* **Dataset rows**

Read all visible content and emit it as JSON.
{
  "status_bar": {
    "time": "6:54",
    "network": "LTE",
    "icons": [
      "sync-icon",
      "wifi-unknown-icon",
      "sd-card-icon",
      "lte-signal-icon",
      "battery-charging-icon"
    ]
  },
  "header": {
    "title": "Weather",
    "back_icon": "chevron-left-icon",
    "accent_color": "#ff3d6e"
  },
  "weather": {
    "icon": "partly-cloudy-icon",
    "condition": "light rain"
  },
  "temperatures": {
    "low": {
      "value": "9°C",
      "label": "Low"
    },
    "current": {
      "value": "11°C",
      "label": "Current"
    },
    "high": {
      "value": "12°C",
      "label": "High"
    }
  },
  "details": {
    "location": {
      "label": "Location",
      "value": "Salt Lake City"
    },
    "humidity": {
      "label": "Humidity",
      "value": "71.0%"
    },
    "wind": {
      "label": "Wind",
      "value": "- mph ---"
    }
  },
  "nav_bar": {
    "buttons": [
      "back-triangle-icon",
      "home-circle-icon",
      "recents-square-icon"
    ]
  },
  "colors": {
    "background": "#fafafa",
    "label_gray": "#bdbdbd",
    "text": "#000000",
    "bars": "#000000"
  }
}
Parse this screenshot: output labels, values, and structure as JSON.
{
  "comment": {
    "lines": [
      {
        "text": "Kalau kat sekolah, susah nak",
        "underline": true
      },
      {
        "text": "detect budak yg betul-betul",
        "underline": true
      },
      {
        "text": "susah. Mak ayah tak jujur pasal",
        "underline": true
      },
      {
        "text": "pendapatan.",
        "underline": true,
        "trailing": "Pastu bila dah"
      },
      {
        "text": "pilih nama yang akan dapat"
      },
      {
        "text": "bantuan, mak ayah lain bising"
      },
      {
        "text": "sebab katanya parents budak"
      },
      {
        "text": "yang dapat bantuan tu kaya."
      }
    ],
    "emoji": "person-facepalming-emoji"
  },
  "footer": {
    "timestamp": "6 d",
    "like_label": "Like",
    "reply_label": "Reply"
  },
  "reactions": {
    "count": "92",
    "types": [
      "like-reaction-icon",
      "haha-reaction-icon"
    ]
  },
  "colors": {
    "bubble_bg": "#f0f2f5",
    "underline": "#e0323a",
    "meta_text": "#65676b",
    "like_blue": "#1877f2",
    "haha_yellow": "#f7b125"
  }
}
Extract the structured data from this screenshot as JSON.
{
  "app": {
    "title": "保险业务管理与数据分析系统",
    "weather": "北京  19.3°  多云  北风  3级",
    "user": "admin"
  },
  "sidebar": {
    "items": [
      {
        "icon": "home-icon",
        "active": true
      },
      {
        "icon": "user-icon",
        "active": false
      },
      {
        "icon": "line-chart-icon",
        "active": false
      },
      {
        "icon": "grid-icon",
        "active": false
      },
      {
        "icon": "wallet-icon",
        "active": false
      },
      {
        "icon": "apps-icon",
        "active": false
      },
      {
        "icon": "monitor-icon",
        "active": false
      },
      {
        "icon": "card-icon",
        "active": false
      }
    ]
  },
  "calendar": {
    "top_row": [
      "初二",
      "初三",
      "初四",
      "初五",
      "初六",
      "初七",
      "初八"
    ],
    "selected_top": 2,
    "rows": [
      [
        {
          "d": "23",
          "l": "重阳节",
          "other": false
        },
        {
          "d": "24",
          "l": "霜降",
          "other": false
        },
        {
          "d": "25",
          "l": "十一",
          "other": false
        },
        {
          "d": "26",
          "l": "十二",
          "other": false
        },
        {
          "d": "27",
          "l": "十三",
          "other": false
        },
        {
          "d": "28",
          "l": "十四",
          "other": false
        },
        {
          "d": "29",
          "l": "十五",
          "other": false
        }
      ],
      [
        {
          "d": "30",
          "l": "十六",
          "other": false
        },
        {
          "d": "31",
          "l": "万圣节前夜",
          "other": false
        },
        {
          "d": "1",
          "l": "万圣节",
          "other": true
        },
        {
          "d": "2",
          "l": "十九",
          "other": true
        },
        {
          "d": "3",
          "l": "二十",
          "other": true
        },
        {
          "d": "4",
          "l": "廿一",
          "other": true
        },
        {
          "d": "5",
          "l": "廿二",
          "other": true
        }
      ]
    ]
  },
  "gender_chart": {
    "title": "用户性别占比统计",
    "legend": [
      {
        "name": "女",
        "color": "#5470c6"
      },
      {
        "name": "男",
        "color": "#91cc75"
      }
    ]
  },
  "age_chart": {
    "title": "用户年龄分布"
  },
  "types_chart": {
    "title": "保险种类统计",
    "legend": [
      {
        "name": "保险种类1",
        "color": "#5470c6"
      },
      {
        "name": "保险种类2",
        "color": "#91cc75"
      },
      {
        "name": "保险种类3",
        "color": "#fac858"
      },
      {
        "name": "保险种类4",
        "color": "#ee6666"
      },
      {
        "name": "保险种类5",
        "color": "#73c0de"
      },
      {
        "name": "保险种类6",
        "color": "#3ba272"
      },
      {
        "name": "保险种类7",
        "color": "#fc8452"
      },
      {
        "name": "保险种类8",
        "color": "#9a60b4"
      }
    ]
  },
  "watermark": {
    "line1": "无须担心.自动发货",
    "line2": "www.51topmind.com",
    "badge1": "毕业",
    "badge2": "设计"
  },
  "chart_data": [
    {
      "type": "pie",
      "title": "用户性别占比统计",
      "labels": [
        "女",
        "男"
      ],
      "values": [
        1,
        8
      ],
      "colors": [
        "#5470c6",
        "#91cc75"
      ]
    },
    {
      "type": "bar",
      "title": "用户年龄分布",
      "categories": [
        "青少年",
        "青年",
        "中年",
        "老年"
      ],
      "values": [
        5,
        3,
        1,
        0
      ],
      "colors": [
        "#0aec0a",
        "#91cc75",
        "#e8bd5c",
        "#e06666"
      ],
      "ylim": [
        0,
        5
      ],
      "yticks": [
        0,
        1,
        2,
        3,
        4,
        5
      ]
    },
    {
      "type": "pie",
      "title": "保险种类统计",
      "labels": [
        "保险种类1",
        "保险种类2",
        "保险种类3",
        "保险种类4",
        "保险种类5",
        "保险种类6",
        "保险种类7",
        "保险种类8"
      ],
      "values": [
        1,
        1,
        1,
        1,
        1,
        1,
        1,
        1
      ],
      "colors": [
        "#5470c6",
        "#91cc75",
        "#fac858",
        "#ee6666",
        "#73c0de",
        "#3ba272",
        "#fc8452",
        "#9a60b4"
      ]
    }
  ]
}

* **Task to carry out**
Collect each line holding the string "name".

* **Task answer**
        "name": "女",
        "name": "男",
        "name": "保险种类1",
        "name": "保险种类2",
        "name": "保险种类3",
        "name": "保险种类4",
        "name": "保险种类5",
        "name": "保险种类6",
        "name": "保险种类7",
        "name": "保险种类8",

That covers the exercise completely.